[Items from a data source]
========================================

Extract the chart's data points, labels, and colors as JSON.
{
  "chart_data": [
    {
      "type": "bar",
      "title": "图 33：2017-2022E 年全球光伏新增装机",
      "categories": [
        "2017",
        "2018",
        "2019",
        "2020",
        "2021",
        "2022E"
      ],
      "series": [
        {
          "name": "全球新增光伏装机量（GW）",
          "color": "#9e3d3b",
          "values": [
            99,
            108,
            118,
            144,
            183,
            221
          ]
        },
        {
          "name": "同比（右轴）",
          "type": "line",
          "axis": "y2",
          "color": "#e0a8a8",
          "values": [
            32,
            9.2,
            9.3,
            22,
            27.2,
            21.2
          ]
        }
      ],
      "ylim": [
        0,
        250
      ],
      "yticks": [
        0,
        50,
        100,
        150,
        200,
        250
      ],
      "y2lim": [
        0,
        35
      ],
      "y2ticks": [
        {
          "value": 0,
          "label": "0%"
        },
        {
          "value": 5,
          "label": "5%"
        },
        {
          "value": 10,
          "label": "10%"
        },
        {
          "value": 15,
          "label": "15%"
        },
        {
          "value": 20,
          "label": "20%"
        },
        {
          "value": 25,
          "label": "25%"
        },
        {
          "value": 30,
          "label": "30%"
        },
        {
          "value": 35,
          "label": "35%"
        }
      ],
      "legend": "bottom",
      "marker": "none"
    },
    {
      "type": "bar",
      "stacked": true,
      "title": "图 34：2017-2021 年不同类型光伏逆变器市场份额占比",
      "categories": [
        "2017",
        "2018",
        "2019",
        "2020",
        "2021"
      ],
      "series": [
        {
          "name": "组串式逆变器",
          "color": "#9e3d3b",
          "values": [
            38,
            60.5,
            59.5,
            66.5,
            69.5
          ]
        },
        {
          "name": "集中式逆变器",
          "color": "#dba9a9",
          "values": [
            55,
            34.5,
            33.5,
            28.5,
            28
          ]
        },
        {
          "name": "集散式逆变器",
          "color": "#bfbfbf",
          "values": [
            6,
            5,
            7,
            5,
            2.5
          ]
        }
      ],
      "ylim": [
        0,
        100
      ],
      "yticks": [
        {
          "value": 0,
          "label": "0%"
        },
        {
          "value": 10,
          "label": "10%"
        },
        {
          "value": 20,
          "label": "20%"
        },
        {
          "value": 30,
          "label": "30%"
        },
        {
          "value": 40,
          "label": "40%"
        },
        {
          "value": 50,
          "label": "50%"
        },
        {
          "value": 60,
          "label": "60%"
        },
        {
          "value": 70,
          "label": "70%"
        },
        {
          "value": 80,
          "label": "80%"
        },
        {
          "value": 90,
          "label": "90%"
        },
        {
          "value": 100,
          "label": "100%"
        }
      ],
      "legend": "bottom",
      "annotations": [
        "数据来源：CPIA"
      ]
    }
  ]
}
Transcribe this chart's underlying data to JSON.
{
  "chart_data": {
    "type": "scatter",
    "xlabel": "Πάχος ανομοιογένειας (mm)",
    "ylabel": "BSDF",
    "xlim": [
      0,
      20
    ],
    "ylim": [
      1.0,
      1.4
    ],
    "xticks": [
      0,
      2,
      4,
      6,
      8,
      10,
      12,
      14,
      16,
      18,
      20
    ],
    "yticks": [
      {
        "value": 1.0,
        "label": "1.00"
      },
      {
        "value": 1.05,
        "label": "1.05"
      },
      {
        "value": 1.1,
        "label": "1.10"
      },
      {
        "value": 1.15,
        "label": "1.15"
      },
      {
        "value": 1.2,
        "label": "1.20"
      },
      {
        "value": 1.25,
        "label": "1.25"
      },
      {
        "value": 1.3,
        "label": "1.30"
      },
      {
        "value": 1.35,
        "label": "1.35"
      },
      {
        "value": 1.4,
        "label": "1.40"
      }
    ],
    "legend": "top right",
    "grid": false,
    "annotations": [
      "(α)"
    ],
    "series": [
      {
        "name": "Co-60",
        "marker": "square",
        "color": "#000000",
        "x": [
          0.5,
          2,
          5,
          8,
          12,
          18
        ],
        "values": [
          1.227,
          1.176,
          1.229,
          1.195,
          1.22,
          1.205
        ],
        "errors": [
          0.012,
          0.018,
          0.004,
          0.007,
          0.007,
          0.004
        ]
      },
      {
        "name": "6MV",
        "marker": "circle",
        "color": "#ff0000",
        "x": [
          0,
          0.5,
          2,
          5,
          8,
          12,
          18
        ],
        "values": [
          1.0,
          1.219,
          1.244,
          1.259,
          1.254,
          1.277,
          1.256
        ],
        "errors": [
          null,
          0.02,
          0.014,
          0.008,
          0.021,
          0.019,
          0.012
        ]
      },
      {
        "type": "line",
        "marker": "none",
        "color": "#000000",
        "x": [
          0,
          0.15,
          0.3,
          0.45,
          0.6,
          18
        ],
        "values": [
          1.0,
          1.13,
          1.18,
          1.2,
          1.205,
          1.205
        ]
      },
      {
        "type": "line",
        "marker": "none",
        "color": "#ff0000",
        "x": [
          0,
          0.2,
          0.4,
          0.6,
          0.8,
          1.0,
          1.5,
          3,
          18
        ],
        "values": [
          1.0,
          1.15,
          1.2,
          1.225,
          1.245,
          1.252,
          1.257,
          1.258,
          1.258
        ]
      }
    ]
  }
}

========================================

Stated problem – All of the data above should be transcribed exactly.

Solved exercise –
Extract the chart's data points, labels, and colors as JSON.
{
  "chart_data": [
    {
      "type": "bar",
      "title": "图 33：2017-2022E 年全球光伏新增装机",
      "categories": [
        "2017",
        "2018",
        "2019",
        "2020",
        "2021",
        "2022E"
      ],
      "series": [
        {
          "name": "全球新增光伏装机量（GW）",
          "color": "#9e3d3b",
          "values": [
            99,
            108,
            118,
            144,
            183,
            221
          ]
        },
        {
          "name": "同比（右轴）",
          "type": "line",
          "axis": "y2",
          "color": "#e0a8a8",
          "values": [
            32,
            9.2,
            9.3,
            22,
            27.2,
            21.2
          ]
        }
      ],
      "ylim": [
        0,
        250
      ],
      "yticks": [
        0,
        50,
        100,
        150,
        200,
        250
      ],
      "y2lim": [
        0,
        35
      ],
      "y2ticks": [
        {
          "value": 0,
          "label": "0%"
        },
        {
          "value": 5,
          "label": "5%"
        },
        {
          "value": 10,
          "label": "10%"
        },
        {
          "value": 15,
          "label": "15%"
        },
        {
          "value": 20,
          "label": "20%"
        },
        {
          "value": 25,
          "label": "25%"
        },
        {
          "value": 30,
          "label": "30%"
        },
        {
          "value": 35,
          "label": "35%"
        }
      ],
      "legend": "bottom",
      "marker": "none"
    },
    {
      "type": "bar",
      "stacked": true,
      "title": "图 34：2017-2021 年不同类型光伏逆变器市场份额占比",
      "categories": [
        "2017",
        "2018",
        "2019",
        "2020",
        "2021"
      ],
      "series": [
        {
          "name": "组串式逆变器",
          "color": "#9e3d3b",
          "values": [
            38,
            60.5,
            59.5,
            66.5,
            69.5
          ]
        },
        {
          "name": "集中式逆变器",
          "color": "#dba9a9",
          "values": [
            55,
            34.5,
            33.5,
            28.5,
            28
          ]
        },
        {
          "name": "集散式逆变器",
          "color": "#bfbfbf",
          "values": [
            6,
            5,
            7,
            5,
            2.5
          ]
        }
      ],
      "ylim": [
        0,
        100
      ],
      "yticks": [
        {
          "value": 0,
          "label": "0%"
        },
        {
          "value": 10,
          "label": "10%"
        },
        {
          "value": 20,
          "label": "20%"
        },
        {
          "value": 30,
          "label": "30%"
        },
        {
          "value": 40,
          "label": "40%"
        },
        {
          "value": 50,
          "label": "50%"
        },
        {
          "value": 60,
          "label": "60%"
        },
        {
          "value": 70,
          "label": "70%"
        },
        {
          "value": 80,
          "label": "80%"
        },
        {
          "value": 90,
          "label": "90%"
        },
        {
          "value": 100,
          "label": "100%"
        }
      ],
      "legend": "bottom",
      "annotations": [
        "数据来源：CPIA"
      ]
    }
  ]
}
Transcribe this chart's underlying data to JSON.
{
  "chart_data": {
    "type": "scatter",
    "xlabel": "Πάχος ανομοιογένειας (mm)",
    "ylabel": "BSDF",
    "xlim": [
      0,
      20
    ],
    "ylim": [
      1.0,
      1.4
    ],
    "xticks": [
      0,
      2,
      4,
      6,
      8,
      10,
      12,
      14,
      16,
      18,
      20
    ],
    "yticks": [
      {
        "value": 1.0,
        "label": "1.00"
      },
      {
        "value": 1.05,
        "label": "1.05"
      },
      {
        "value": 1.1,
        "label": "1.10"
      },
      {
        "value": 1.15,
        "label": "1.15"
      },
      {
        "value": 1.2,
        "label": "1.20"
      },
      {
        "value": 1.25,
        "label": "1.25"
      },
      {
        "value": 1.3,
        "label": "1.30"
      },
      {
        "value": 1.35,
        "label": "1.35"
      },
      {
        "value": 1.4,
        "label": "1.40"
      }
    ],
    "legend": "top right",
    "grid": false,
    "annotations": [
      "(α)"
    ],
    "series": [
      {
        "name": "Co-60",
        "marker": "square",
        "color": "#000000",
        "x": [
          0.5,
          2,
          5,
          8,
          12,
          18
        ],
        "values": [
          1.227,
          1.176,
          1.229,
          1.195,
          1.22,
          1.205
        ],
        "errors": [
          0.012,
          0.018,
          0.004,
          0.007,
          0.007,
          0.004
        ]
      },
      {
        "name": "6MV",
        "marker": "circle",
        "color": "#ff0000",
        "x": [
          0,
          0.5,
          2,
          5,
          8,
          12,
          18
        ],
        "values": [
          1.0,
          1.219,
          1.244,
          1.259,
          1.254,
          1.277,
          1.256
        ],
        "errors": [
          null,
          0.02,
          0.014,
          0.008,
          0.021,
          0.019,
          0.012
        ]
      },
      {
        "type": "line",
        "marker": "none",
        "color": "#000000",
        "x": [
          0,
          0.15,
          0.3,
          0.45,
          0.6,
          18
        ],
        "values": [
          1.0,
          1.13,
          1.18,
          1.2,
          1.205,
          1.205
        ]
      },
      {
        "type": "line",
        "marker": "none",
        "color": "#ff0000",
        "x": [
          0,
          0.2,
          0.4,
          0.6,
          0.8,
          1.0,
          1.5,
          3,
          18
        ],
        "values": [
          1.0,
          1.15,
          1.2,
          1.225,
          1.245,
          1.252,
          1.257,
          1.258,
          1.258
        ]
      }
    ]
  }
}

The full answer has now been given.